[DATA FOR THIS EXERCISE]
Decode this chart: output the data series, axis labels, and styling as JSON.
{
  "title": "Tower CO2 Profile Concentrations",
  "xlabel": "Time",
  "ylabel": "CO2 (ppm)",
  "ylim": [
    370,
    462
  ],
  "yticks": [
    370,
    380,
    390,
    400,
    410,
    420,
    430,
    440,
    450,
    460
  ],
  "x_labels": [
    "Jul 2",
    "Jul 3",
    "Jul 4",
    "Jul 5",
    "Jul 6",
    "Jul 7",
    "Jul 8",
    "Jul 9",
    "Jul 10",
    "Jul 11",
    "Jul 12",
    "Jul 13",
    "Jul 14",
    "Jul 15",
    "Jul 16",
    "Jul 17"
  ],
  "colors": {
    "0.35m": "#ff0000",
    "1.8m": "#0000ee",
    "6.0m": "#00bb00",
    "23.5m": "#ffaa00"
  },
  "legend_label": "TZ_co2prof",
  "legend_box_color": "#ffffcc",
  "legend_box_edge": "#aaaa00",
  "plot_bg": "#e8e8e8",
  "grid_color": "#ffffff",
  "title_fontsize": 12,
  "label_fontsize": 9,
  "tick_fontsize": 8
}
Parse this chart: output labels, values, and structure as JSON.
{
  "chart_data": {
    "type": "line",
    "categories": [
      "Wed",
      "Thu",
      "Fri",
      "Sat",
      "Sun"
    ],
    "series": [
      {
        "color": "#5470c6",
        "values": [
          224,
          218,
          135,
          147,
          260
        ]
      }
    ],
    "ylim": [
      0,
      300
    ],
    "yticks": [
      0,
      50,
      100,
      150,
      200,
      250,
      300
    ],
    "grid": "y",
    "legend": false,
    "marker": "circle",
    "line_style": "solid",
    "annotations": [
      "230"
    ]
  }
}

[PROBLEM TO WORK ON] Retype all of the material, keeping each line exact.

[RESULT OF THE TASK]
Decode this chart: output the data series, axis labels, and styling as JSON.
{
  "title": "Tower CO2 Profile Concentrations",
  "xlabel": "Time",
  "ylabel": "CO2 (ppm)",
  "ylim": [
    370,
    462
  ],
  "yticks": [
    370,
    380,
    390,
    400,
    410,
    420,
    430,
    440,
    450,
    460
  ],
  "x_labels": [
    "Jul 2",
    "Jul 3",
    "Jul 4",
    "Jul 5",
    "Jul 6",
    "Jul 7",
    "Jul 8",
    "Jul 9",
    "Jul 10",
    "Jul 11",
    "Jul 12",
    "Jul 13",
    "Jul 14",
    "Jul 15",
    "Jul 16",
    "Jul 17"
  ],
  "colors": {
    "0.35m": "#ff0000",
    "1.8m": "#0000ee",
    "6.0m": "#00bb00",
    "23.5m": "#ffaa00"
  },
  "legend_label": "TZ_co2prof",
  "legend_box_color": "#ffffcc",
  "legend_box_edge": "#aaaa00",
  "plot_bg": "#e8e8e8",
  "grid_color": "#ffffff",
  "title_fontsize": 12,
  "label_fontsize": 9,
  "tick_fontsize": 8
}
Parse this chart: output labels, values, and structure as JSON.
{
  "chart_data": {
    "type": "line",
    "categories": [
      "Wed",
      "Thu",
      "Fri",
      "Sat",
      "Sun"
    ],
    "series": [
      {
        "color": "#5470c6",
        "values": [
          224,
          218,
          135,
          147,
          260
        ]
      }
    ],
    "ylim": [
      0,
      300
    ],
    "yticks": [
      0,
      50,
      100,
      150,
      200,
      250,
      300
    ],
    "grid": "y",
    "legend": false,
    "marker": "circle",
    "line_style": "solid",
    "annotations": [
      "230"
    ]
  }
}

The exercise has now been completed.